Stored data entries
+ + + + +

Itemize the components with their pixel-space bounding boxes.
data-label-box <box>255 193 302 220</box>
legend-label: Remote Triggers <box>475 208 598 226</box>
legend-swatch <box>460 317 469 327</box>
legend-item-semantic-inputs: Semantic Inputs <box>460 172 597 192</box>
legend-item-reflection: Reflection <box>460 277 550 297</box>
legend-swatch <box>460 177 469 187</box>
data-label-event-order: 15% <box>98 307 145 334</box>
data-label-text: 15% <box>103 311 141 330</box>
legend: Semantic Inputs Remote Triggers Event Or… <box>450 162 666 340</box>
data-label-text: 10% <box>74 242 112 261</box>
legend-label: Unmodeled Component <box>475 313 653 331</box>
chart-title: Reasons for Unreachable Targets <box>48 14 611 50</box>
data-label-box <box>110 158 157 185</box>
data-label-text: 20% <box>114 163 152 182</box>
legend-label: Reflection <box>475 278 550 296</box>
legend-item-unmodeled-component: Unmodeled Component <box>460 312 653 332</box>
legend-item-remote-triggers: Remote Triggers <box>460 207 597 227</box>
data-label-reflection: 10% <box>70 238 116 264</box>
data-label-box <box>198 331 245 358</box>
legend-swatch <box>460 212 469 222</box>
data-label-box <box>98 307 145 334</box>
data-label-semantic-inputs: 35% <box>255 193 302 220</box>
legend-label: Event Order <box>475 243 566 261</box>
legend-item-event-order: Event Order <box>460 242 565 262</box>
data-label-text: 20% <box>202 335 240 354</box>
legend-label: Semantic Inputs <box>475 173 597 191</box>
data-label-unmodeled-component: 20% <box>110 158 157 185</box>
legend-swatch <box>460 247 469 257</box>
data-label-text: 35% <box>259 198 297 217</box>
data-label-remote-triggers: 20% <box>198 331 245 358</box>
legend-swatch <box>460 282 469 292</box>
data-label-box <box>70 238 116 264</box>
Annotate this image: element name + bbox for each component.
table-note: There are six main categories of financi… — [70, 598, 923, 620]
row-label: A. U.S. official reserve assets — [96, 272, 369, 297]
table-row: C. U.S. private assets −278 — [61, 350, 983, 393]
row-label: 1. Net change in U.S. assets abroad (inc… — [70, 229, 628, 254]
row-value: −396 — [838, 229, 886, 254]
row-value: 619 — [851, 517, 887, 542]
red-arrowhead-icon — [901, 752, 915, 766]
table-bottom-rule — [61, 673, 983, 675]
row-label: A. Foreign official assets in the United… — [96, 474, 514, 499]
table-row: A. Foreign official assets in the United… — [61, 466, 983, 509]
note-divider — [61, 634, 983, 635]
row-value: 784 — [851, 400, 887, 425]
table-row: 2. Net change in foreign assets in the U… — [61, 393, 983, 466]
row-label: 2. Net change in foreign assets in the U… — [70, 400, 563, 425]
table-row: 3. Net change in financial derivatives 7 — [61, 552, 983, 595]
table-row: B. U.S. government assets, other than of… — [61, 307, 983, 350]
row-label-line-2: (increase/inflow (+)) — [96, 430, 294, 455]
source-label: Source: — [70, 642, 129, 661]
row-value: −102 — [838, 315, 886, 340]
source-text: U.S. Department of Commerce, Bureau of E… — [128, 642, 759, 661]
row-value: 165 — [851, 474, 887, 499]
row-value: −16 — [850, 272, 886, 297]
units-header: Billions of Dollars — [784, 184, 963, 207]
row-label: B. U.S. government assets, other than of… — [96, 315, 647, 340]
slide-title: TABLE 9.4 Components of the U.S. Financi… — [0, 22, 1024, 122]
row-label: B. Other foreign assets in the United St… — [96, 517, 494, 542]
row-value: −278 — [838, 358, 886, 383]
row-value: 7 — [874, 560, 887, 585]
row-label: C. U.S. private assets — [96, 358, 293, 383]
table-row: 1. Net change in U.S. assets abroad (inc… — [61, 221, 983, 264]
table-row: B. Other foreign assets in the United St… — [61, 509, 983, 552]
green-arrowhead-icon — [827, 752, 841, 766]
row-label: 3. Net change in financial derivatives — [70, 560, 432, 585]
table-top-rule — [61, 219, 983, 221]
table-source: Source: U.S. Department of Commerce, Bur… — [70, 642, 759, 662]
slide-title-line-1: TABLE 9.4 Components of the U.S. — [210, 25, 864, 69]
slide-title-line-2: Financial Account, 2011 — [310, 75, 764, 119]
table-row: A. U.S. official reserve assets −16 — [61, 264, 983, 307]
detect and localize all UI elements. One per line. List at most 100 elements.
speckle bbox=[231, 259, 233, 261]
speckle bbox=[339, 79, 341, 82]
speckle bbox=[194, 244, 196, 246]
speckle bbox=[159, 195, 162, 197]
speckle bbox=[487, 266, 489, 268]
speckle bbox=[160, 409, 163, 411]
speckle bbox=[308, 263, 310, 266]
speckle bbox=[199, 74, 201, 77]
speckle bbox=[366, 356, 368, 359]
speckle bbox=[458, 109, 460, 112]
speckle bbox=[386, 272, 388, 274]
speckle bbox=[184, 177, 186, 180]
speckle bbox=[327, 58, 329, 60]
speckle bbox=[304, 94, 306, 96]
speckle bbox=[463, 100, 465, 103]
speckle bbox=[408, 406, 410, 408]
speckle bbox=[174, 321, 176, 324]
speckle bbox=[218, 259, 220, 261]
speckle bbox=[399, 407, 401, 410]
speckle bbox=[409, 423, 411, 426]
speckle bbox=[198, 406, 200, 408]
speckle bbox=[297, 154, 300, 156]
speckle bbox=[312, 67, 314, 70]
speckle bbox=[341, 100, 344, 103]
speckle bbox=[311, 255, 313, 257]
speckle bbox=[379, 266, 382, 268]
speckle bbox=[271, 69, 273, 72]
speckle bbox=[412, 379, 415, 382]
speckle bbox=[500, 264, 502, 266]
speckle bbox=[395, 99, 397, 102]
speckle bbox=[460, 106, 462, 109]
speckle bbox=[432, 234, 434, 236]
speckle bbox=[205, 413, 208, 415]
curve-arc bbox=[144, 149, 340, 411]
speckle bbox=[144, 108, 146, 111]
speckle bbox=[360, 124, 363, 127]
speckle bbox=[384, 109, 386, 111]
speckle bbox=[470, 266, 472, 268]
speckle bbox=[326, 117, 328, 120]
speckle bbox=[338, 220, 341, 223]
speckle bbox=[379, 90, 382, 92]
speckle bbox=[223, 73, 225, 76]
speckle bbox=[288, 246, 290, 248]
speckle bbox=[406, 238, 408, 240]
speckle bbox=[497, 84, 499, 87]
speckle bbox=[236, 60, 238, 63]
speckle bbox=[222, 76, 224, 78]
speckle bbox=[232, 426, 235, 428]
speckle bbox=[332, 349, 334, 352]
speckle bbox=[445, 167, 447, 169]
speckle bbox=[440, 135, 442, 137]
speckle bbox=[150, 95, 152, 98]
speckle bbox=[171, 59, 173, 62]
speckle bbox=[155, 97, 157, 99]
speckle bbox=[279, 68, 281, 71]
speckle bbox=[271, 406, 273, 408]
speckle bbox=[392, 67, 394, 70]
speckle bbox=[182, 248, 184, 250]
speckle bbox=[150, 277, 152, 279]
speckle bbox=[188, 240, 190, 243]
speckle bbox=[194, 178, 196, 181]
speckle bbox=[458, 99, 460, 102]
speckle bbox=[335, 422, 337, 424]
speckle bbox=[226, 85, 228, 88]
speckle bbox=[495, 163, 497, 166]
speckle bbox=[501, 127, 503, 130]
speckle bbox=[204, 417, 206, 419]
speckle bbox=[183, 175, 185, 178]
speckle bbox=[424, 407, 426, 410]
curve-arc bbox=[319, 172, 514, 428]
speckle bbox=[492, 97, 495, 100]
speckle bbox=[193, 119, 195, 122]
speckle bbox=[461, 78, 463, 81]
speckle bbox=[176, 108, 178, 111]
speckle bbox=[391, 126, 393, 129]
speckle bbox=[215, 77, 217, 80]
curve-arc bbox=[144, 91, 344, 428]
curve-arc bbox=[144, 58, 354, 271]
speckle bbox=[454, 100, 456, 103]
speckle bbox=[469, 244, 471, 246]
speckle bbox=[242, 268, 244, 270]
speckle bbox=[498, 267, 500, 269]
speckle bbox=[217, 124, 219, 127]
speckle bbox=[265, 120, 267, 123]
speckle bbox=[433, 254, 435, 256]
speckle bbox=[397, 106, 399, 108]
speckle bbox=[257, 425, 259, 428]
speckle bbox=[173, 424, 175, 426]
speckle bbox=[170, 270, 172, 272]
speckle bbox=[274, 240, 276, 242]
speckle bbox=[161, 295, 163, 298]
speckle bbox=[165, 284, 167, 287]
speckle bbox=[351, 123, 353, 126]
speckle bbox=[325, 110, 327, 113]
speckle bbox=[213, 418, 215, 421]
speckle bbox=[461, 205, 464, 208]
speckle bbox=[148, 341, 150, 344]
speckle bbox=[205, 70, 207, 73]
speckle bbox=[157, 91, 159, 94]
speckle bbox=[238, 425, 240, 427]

+ + + + +

PROBLEM TO WORK ON ▸ Render the material from its first line through the line containing "legend-label: Reflection <box>475" as a numbered list, omitting any blank lines.

FINAL RESULT ▸
1. Itemize the components with their pixel-space bounding boxes.
2. data-label-box <box>255 193 302 220</box>
3. legend-label: Remote Triggers <box>475 208 598 226</box>
4. legend-swatch <box>460 317 469 327</box>
5. legend-item-semantic-inputs: Semantic Inputs <box>460 172 597 192</box>
6. legend-item-reflection: Reflection <box>460 277 550 297</box>
7. legend-swatch <box>460 177 469 187</box>
8. data-label-event-order: 15% <box>98 307 145 334</box>
9. data-label-text: 15% <box>103 311 141 330</box>
10. legend: Semantic Inputs Remote Triggers Event Or… <box>450 162 666 340</box>
11. data-label-text: 10% <box>74 242 112 261</box>
12. legend-label: Unmodeled Component <box>475 313 653 331</box>
13. chart-title: Reasons for Unreachable Targets <box>48 14 611 50</box>
14. data-label-box <box>110 158 157 185</box>
15. data-label-text: 20% <box>114 163 152 182</box>
16. legend-label: Reflection <box>475 278 550 296</box>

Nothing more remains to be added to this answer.